- _Data shown_:
--------------------------------
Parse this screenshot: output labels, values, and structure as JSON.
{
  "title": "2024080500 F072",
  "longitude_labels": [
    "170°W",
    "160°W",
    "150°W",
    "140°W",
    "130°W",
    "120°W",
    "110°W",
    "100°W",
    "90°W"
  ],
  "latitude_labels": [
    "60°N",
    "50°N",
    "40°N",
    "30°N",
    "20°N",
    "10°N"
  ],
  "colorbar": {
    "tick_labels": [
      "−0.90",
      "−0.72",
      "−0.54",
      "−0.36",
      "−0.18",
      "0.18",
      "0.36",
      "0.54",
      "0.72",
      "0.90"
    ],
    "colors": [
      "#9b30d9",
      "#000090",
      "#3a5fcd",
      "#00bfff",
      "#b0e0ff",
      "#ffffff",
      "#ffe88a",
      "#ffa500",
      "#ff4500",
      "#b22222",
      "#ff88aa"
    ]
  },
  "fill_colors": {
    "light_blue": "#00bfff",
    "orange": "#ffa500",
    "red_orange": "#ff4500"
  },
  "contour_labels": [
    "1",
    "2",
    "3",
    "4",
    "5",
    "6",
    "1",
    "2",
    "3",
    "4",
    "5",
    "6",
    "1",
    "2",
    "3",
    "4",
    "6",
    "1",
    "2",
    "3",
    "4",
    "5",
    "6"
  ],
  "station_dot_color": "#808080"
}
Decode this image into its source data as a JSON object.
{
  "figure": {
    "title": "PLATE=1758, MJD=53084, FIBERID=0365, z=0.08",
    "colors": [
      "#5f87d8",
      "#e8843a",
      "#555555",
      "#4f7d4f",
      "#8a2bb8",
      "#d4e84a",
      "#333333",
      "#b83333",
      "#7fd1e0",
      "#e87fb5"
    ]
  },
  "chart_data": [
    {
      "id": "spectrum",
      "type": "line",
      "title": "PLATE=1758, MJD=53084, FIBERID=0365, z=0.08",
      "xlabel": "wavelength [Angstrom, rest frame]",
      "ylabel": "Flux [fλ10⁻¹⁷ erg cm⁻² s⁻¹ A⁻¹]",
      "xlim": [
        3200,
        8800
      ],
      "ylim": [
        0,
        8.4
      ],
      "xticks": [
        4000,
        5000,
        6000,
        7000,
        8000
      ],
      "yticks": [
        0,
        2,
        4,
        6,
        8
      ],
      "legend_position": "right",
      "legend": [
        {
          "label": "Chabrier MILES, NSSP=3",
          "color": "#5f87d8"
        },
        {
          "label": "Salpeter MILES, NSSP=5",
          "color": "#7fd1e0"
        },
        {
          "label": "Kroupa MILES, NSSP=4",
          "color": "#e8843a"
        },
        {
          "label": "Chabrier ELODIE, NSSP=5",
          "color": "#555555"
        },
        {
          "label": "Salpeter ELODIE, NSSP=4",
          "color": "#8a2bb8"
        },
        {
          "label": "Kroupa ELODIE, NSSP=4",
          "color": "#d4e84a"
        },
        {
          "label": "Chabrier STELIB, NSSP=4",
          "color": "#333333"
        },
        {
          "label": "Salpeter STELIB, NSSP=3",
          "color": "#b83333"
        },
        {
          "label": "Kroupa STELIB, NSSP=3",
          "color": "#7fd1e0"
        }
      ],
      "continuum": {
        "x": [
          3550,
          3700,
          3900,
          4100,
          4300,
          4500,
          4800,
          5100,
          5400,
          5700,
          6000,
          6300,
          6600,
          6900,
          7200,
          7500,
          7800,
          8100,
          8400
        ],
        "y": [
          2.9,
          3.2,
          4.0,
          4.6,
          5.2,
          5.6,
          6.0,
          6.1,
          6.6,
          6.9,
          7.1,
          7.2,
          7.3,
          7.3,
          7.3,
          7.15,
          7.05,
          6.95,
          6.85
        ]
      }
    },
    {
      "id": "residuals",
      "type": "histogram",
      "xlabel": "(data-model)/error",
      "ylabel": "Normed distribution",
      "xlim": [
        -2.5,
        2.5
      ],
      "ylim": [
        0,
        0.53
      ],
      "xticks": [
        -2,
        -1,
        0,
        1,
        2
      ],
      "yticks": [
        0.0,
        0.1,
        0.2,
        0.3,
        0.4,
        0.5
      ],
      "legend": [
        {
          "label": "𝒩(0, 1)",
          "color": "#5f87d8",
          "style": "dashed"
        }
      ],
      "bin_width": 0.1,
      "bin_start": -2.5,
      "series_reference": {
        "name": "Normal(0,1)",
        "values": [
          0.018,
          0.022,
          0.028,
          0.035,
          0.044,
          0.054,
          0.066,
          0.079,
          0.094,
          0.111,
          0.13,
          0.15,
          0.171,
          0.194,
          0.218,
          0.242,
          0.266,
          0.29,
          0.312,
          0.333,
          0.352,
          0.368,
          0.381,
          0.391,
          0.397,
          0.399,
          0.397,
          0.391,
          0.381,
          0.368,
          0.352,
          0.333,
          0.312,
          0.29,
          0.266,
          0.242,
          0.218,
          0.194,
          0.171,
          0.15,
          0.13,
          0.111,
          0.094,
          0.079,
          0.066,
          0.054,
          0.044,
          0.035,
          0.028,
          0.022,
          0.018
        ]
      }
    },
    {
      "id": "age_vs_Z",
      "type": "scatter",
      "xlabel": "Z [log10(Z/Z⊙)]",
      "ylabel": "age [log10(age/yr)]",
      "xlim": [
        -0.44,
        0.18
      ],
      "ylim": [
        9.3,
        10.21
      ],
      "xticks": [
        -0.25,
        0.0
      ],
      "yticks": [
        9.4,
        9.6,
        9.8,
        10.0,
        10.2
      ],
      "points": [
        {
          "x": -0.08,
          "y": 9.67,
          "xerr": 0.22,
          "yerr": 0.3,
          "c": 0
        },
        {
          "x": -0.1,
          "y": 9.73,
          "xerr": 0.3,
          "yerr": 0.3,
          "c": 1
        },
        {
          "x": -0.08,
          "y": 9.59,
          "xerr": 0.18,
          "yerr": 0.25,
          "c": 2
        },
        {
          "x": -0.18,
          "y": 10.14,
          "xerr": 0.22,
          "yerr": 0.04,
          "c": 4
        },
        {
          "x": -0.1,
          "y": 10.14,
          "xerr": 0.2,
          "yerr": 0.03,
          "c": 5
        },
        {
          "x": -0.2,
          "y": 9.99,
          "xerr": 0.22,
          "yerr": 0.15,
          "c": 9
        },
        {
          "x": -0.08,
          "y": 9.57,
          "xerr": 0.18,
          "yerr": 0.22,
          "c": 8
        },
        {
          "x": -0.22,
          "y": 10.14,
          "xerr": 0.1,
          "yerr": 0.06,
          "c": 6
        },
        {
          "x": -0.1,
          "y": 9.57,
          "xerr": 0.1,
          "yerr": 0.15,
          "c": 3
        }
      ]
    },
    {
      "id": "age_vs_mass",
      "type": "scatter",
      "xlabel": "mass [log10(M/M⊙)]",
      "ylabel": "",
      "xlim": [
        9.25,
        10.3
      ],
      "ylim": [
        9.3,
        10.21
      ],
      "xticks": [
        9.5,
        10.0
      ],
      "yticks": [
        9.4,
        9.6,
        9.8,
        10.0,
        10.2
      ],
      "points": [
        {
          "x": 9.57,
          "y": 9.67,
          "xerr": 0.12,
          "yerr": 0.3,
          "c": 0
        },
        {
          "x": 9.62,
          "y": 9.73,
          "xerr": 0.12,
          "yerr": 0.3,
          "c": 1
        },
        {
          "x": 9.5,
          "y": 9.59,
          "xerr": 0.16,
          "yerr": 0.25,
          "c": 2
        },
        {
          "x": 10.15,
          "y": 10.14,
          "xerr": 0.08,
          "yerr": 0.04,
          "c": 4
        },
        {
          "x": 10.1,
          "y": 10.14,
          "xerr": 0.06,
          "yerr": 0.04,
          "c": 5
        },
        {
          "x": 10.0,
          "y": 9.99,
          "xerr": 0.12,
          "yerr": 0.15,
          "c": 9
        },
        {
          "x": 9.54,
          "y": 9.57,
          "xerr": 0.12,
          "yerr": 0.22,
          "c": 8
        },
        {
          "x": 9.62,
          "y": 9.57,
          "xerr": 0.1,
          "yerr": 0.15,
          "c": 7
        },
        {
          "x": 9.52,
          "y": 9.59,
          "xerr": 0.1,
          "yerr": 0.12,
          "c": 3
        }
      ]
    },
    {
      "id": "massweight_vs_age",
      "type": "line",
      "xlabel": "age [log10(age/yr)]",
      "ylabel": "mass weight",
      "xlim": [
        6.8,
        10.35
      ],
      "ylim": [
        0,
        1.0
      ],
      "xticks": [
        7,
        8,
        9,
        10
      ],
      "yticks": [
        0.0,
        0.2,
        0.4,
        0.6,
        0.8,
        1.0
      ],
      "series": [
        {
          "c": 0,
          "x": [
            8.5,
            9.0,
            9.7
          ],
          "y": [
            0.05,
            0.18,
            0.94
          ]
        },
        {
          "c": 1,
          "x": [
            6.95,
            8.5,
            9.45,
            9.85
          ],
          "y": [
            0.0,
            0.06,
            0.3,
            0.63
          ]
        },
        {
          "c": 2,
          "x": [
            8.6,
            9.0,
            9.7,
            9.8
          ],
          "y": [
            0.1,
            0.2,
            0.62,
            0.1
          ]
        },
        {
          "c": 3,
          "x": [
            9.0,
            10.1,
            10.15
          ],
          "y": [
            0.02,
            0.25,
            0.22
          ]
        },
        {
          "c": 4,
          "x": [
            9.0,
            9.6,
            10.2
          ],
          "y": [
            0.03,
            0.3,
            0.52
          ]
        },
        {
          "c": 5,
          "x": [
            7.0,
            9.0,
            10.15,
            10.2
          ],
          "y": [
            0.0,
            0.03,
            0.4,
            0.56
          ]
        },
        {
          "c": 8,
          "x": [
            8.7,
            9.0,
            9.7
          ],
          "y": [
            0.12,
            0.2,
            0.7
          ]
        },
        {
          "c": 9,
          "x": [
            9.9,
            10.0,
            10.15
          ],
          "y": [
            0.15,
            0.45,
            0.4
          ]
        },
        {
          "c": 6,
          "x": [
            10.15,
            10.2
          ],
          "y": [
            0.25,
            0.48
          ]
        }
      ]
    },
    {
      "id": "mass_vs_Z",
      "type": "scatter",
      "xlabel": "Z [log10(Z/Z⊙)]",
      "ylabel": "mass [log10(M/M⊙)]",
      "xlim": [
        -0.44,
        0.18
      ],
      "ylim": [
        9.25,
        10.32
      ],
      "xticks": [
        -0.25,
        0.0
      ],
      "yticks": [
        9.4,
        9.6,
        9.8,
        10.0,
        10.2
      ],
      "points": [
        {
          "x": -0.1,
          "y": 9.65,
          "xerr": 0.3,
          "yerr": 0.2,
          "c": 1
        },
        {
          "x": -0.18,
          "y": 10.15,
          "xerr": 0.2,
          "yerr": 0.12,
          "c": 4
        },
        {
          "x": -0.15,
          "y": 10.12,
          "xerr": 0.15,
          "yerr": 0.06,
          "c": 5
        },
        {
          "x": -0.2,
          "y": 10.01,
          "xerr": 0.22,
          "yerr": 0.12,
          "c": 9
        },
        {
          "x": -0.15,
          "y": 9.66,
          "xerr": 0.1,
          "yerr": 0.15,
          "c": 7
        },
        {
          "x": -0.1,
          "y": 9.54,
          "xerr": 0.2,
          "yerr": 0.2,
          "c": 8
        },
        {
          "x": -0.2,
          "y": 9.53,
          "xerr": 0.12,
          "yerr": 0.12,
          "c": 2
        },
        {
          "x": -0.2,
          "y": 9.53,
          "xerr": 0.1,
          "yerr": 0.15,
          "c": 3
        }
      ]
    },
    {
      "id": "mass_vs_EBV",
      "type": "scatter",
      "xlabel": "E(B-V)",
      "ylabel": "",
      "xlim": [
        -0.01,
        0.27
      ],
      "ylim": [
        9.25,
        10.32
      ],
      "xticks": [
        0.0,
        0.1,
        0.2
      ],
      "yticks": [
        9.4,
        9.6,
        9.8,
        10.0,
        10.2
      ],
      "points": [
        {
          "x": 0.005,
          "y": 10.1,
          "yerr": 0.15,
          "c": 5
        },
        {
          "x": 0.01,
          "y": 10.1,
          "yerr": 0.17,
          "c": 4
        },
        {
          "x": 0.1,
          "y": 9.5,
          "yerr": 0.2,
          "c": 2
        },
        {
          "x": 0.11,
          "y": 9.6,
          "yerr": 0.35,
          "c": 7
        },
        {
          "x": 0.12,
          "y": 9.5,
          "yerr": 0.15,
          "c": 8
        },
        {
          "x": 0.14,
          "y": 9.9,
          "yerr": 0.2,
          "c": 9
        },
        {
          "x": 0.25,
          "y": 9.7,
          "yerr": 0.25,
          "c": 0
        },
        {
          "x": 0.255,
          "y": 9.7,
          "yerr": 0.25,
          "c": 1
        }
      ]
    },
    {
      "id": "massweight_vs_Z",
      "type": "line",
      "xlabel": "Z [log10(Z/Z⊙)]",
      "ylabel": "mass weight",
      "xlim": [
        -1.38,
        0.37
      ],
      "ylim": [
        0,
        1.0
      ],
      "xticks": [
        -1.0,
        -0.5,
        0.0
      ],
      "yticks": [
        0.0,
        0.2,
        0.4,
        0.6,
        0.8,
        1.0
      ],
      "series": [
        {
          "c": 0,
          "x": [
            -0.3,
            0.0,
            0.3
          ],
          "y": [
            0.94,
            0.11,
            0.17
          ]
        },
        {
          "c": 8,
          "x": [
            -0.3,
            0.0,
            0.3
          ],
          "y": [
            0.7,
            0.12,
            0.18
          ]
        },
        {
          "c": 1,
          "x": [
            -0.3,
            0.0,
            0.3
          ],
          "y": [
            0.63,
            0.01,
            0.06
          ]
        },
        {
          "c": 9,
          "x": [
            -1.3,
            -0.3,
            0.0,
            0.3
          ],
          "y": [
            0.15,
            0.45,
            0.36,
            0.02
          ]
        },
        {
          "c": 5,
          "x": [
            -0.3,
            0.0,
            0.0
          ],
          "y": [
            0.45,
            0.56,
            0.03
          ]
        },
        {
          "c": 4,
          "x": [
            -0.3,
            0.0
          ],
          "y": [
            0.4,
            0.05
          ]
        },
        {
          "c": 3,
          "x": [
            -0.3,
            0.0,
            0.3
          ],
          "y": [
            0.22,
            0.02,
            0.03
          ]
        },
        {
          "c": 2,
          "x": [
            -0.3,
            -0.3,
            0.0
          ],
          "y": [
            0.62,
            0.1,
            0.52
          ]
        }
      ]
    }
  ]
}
--------------------------------
- _Brief_:
Find the lines containing "ELODIE" and pull them out.

- _Task solution_:
          "label": "Chabrier ELODIE, NSSP=5",
          "label": "Salpeter ELODIE, NSSP=4",
          "label": "Kroupa ELODIE, NSSP=4",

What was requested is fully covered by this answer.